**AIM:**
Rewrite the material below, changing every "Szenario" to "Scenario" and leaving everything else as it is.

---------- DATA SHOWN

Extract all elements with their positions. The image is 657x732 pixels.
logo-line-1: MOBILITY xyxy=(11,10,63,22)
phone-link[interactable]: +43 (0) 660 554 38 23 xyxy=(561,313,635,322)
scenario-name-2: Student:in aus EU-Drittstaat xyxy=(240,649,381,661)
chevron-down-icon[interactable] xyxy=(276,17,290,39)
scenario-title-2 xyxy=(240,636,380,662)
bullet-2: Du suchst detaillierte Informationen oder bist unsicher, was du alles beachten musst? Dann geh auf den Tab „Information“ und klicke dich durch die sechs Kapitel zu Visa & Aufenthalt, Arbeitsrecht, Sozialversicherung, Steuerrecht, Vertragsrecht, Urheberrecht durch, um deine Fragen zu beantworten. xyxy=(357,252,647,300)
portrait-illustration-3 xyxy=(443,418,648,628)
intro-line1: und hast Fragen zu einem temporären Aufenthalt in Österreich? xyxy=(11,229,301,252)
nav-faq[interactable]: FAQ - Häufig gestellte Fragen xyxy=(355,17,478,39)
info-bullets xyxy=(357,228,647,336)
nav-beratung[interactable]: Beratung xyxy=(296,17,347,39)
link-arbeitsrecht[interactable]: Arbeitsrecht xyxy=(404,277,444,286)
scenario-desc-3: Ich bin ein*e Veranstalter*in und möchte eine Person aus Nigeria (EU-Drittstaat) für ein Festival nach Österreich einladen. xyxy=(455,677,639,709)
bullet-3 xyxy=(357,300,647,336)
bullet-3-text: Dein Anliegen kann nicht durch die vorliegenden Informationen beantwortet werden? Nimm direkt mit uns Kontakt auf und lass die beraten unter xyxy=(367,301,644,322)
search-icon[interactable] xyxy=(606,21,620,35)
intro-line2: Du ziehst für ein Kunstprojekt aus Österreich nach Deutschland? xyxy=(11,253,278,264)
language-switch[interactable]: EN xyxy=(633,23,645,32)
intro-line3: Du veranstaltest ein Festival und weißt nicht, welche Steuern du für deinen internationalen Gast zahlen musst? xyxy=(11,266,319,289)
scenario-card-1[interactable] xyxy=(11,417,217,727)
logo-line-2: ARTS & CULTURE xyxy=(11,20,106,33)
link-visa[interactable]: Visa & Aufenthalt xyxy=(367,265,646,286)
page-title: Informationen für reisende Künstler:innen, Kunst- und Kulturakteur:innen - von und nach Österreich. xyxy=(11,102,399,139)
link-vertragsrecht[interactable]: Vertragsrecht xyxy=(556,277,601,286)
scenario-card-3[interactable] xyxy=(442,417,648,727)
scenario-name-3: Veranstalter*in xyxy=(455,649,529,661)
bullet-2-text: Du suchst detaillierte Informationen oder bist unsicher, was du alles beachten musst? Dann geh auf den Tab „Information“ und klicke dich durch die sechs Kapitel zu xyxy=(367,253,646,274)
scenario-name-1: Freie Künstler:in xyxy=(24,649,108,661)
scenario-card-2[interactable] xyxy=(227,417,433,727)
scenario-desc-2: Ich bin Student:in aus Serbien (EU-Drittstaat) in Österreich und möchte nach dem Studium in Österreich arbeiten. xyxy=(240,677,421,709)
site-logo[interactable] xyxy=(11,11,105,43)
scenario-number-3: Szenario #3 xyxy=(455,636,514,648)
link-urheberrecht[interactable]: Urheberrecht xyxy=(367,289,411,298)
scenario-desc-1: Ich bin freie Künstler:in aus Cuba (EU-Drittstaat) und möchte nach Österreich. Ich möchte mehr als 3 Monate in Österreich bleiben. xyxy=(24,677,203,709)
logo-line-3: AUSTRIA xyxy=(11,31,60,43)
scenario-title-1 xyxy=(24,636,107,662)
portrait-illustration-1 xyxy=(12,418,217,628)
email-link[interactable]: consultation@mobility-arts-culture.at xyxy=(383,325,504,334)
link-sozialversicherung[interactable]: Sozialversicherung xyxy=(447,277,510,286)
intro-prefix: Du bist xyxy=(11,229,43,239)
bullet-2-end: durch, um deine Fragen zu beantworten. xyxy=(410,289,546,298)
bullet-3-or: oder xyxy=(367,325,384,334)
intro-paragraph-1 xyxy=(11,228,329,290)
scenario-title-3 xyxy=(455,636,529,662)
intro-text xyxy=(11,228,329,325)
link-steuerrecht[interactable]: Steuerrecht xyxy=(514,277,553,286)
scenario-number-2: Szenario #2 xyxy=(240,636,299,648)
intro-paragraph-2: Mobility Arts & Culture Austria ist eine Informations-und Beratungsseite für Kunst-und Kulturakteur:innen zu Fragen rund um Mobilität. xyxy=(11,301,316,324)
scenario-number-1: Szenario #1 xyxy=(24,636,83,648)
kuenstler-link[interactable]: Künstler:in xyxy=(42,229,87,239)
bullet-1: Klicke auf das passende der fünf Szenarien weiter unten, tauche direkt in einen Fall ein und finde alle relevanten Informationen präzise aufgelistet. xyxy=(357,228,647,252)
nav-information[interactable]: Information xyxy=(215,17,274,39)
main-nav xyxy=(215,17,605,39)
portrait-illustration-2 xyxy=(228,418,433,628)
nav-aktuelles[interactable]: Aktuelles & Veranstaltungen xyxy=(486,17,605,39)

--------------------

**FINAL RESULT:**
Extract all elements with their positions. The image is 657x732 pixels.
logo-line-1: MOBILITY xyxy=(11,10,63,22)
phone-link[interactable]: +43 (0) 660 554 38 23 xyxy=(561,313,635,322)
scenario-name-2: Student:in aus EU-Drittstaat xyxy=(240,649,381,661)
chevron-down-icon[interactable] xyxy=(276,17,290,39)
scenario-title-2 xyxy=(240,636,380,662)
bullet-2: Du suchst detaillierte Informationen oder bist unsicher, was du alles beachten musst? Dann geh auf den Tab „Information“ und klicke dich durch die sechs Kapitel zu Visa & Aufenthalt, Arbeitsrecht, Sozialversicherung, Steuerrecht, Vertragsrecht, Urheberrecht durch, um deine Fragen zu beantworten. xyxy=(357,252,647,300)
portrait-illustration-3 xyxy=(443,418,648,628)
intro-line1: und hast Fragen zu einem temporären Aufenthalt in Österreich? xyxy=(11,229,301,252)
nav-faq[interactable]: FAQ - Häufig gestellte Fragen xyxy=(355,17,478,39)
info-bullets xyxy=(357,228,647,336)
nav-beratung[interactable]: Beratung xyxy=(296,17,347,39)
link-arbeitsrecht[interactable]: Arbeitsrecht xyxy=(404,277,444,286)
scenario-desc-3: Ich bin ein*e Veranstalter*in und möchte eine Person aus Nigeria (EU-Drittstaat) für ein Festival nach Österreich einladen. xyxy=(455,677,639,709)
bullet-3 xyxy=(357,300,647,336)
bullet-3-text: Dein Anliegen kann nicht durch die vorliegenden Informationen beantwortet werden? Nimm direkt mit uns Kontakt auf und lass die beraten unter xyxy=(367,301,644,322)
search-icon[interactable] xyxy=(606,21,620,35)
intro-line2: Du ziehst für ein Kunstprojekt aus Österreich nach Deutschland? xyxy=(11,253,278,264)
language-switch[interactable]: EN xyxy=(633,23,645,32)
intro-line3: Du veranstaltest ein Festival und weißt nicht, welche Steuern du für deinen internationalen Gast zahlen musst? xyxy=(11,266,319,289)
scenario-card-1[interactable] xyxy=(11,417,217,727)
logo-line-2: ARTS & CULTURE xyxy=(11,20,106,33)
link-visa[interactable]: Visa & Aufenthalt xyxy=(367,265,646,286)
page-title: Informationen für reisende Künstler:innen, Kunst- und Kulturakteur:innen - von und nach Österreich. xyxy=(11,102,399,139)
link-vertragsrecht[interactable]: Vertragsrecht xyxy=(556,277,601,286)
scenario-card-3[interactable] xyxy=(442,417,648,727)
scenario-name-3: Veranstalter*in xyxy=(455,649,529,661)
bullet-2-text: Du suchst detaillierte Informationen oder bist unsicher, was du alles beachten musst? Dann geh auf den Tab „Information“ und klicke dich durch die sechs Kapitel zu xyxy=(367,253,646,274)
scenario-name-1: Freie Künstler:in xyxy=(24,649,108,661)
scenario-card-2[interactable] xyxy=(227,417,433,727)
scenario-desc-2: Ich bin Student:in aus Serbien (EU-Drittstaat) in Österreich und möchte nach dem Studium in Österreich arbeiten. xyxy=(240,677,421,709)
site-logo[interactable] xyxy=(11,11,105,43)
scenario-number-3: Scenario #3 xyxy=(455,636,514,648)
link-urheberrecht[interactable]: Urheberrecht xyxy=(367,289,411,298)
scenario-desc-1: Ich bin freie Künstler:in aus Cuba (EU-Drittstaat) und möchte nach Österreich. Ich möchte mehr als 3 Monate in Österreich bleiben. xyxy=(24,677,203,709)
logo-line-3: AUSTRIA xyxy=(11,31,60,43)
scenario-title-1 xyxy=(24,636,107,662)
portrait-illustration-1 xyxy=(12,418,217,628)
email-link[interactable]: consultation@mobility-arts-culture.at xyxy=(383,325,504,334)
link-sozialversicherung[interactable]: Sozialversicherung xyxy=(447,277,510,286)
intro-prefix: Du bist xyxy=(11,229,43,239)
bullet-2-end: durch, um deine Fragen zu beantworten. xyxy=(410,289,546,298)
bullet-3-or: oder xyxy=(367,325,384,334)
intro-paragraph-1 xyxy=(11,228,329,290)
scenario-title-3 xyxy=(455,636,529,662)
intro-text xyxy=(11,228,329,325)
link-steuerrecht[interactable]: Steuerrecht xyxy=(514,277,553,286)
scenario-number-2: Scenario #2 xyxy=(240,636,299,648)
intro-paragraph-2: Mobility Arts & Culture Austria ist eine Informations-und Beratungsseite für Kunst-und Kulturakteur:innen zu Fragen rund um Mobilität. xyxy=(11,301,316,324)
scenario-number-1: Scenario #1 xyxy=(24,636,83,648)
kuenstler-link[interactable]: Künstler:in xyxy=(42,229,87,239)
bullet-1: Klicke auf das passende der fünf Szenarien weiter unten, tauche direkt in einen Fall ein und finde alle relevanten Informationen präzise aufgelistet. xyxy=(357,228,647,252)
nav-information[interactable]: Information xyxy=(215,17,274,39)
main-nav xyxy=(215,17,605,39)
portrait-illustration-2 xyxy=(228,418,433,628)
nav-aktuelles[interactable]: Aktuelles & Veranstaltungen xyxy=(486,17,605,39)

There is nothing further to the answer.